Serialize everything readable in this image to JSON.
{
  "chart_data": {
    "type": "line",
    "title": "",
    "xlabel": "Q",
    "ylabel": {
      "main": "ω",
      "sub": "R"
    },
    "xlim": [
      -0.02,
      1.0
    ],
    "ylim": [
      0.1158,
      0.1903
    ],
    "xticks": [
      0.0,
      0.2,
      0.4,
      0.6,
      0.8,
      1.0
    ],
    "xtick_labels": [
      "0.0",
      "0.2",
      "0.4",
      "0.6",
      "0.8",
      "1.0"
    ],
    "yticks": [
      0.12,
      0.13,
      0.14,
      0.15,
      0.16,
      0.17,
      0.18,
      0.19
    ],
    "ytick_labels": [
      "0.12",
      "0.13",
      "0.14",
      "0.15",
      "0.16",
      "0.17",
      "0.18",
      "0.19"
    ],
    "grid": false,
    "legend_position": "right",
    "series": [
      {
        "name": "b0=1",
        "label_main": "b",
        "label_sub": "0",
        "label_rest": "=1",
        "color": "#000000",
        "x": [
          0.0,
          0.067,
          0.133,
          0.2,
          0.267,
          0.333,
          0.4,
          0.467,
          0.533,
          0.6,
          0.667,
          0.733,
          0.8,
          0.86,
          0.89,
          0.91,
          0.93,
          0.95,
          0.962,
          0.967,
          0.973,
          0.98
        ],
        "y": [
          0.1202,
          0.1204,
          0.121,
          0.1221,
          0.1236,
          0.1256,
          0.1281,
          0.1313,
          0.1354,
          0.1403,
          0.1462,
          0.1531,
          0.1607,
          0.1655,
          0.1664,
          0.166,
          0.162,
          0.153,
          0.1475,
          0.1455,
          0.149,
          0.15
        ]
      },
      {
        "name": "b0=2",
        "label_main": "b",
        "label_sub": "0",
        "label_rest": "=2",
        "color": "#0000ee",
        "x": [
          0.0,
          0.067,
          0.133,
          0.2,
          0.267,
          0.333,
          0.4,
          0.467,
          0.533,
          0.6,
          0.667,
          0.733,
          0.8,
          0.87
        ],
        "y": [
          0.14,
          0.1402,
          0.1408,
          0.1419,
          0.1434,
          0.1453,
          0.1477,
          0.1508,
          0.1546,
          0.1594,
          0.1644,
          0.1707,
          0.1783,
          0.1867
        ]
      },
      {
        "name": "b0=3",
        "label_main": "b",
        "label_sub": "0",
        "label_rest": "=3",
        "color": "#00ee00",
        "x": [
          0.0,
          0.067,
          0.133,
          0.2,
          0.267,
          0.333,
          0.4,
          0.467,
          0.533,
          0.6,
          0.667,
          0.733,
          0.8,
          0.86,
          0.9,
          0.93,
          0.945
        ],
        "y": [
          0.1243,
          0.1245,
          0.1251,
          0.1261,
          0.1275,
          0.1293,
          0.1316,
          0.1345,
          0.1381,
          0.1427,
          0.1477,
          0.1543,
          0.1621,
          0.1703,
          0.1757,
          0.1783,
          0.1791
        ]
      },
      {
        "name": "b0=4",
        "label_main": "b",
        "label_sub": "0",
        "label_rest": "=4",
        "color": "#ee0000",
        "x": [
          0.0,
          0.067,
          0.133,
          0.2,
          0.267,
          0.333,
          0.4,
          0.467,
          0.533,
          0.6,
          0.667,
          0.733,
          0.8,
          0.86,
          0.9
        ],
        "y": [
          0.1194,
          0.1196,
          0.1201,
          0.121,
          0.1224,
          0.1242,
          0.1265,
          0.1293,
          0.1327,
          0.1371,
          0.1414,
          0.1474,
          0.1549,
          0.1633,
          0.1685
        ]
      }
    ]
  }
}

**Exercise task:** Every record above needs to be repeated word for word.

**Exercise result:**
Serialize everything readable in this image to JSON.
{
  "chart_data": {
    "type": "line",
    "title": "",
    "xlabel": "Q",
    "ylabel": {
      "main": "ω",
      "sub": "R"
    },
    "xlim": [
      -0.02,
      1.0
    ],
    "ylim": [
      0.1158,
      0.1903
    ],
    "xticks": [
      0.0,
      0.2,
      0.4,
      0.6,
      0.8,
      1.0
    ],
    "xtick_labels": [
      "0.0",
      "0.2",
      "0.4",
      "0.6",
      "0.8",
      "1.0"
    ],
    "yticks": [
      0.12,
      0.13,
      0.14,
      0.15,
      0.16,
      0.17,
      0.18,
      0.19
    ],
    "ytick_labels": [
      "0.12",
      "0.13",
      "0.14",
      "0.15",
      "0.16",
      "0.17",
      "0.18",
      "0.19"
    ],
    "grid": false,
    "legend_position": "right",
    "series": [
      {
        "name": "b0=1",
        "label_main": "b",
        "label_sub": "0",
        "label_rest": "=1",
        "color": "#000000",
        "x": [
          0.0,
          0.067,
          0.133,
          0.2,
          0.267,
          0.333,
          0.4,
          0.467,
          0.533,
          0.6,
          0.667,
          0.733,
          0.8,
          0.86,
          0.89,
          0.91,
          0.93,
          0.95,
          0.962,
          0.967,
          0.973,
          0.98
        ],
        "y": [
          0.1202,
          0.1204,
          0.121,
          0.1221,
          0.1236,
          0.1256,
          0.1281,
          0.1313,
          0.1354,
          0.1403,
          0.1462,
          0.1531,
          0.1607,
          0.1655,
          0.1664,
          0.166,
          0.162,
          0.153,
          0.1475,
          0.1455,
          0.149,
          0.15
        ]
      },
      {
        "name": "b0=2",
        "label_main": "b",
        "label_sub": "0",
        "label_rest": "=2",
        "color": "#0000ee",
        "x": [
          0.0,
          0.067,
          0.133,
          0.2,
          0.267,
          0.333,
          0.4,
          0.467,
          0.533,
          0.6,
          0.667,
          0.733,
          0.8,
          0.87
        ],
        "y": [
          0.14,
          0.1402,
          0.1408,
          0.1419,
          0.1434,
          0.1453,
          0.1477,
          0.1508,
          0.1546,
          0.1594,
          0.1644,
          0.1707,
          0.1783,
          0.1867
        ]
      },
      {
        "name": "b0=3",
        "label_main": "b",
        "label_sub": "0",
        "label_rest": "=3",
        "color": "#00ee00",
        "x": [
          0.0,
          0.067,
          0.133,
          0.2,
          0.267,
          0.333,
          0.4,
          0.467,
          0.533,
          0.6,
          0.667,
          0.733,
          0.8,
          0.86,
          0.9,
          0.93,
          0.945
        ],
        "y": [
          0.1243,
          0.1245,
          0.1251,
          0.1261,
          0.1275,
          0.1293,
          0.1316,
          0.1345,
          0.1381,
          0.1427,
          0.1477,
          0.1543,
          0.1621,
          0.1703,
          0.1757,
          0.1783,
          0.1791
        ]
      },
      {
        "name": "b0=4",
        "label_main": "b",
        "label_sub": "0",
        "label_rest": "=4",
        "color": "#ee0000",
        "x": [
          0.0,
          0.067,
          0.133,
          0.2,
          0.267,
          0.333,
          0.4,
          0.467,
          0.533,
          0.6,
          0.667,
          0.733,
          0.8,
          0.86,
          0.9
        ],
        "y": [
          0.1194,
          0.1196,
          0.1201,
          0.121,
          0.1224,
          0.1242,
          0.1265,
          0.1293,
          0.1327,
          0.1371,
          0.1414,
          0.1474,
          0.1549,
          0.1633,
          0.1685
        ]
      }
    ]
  }
}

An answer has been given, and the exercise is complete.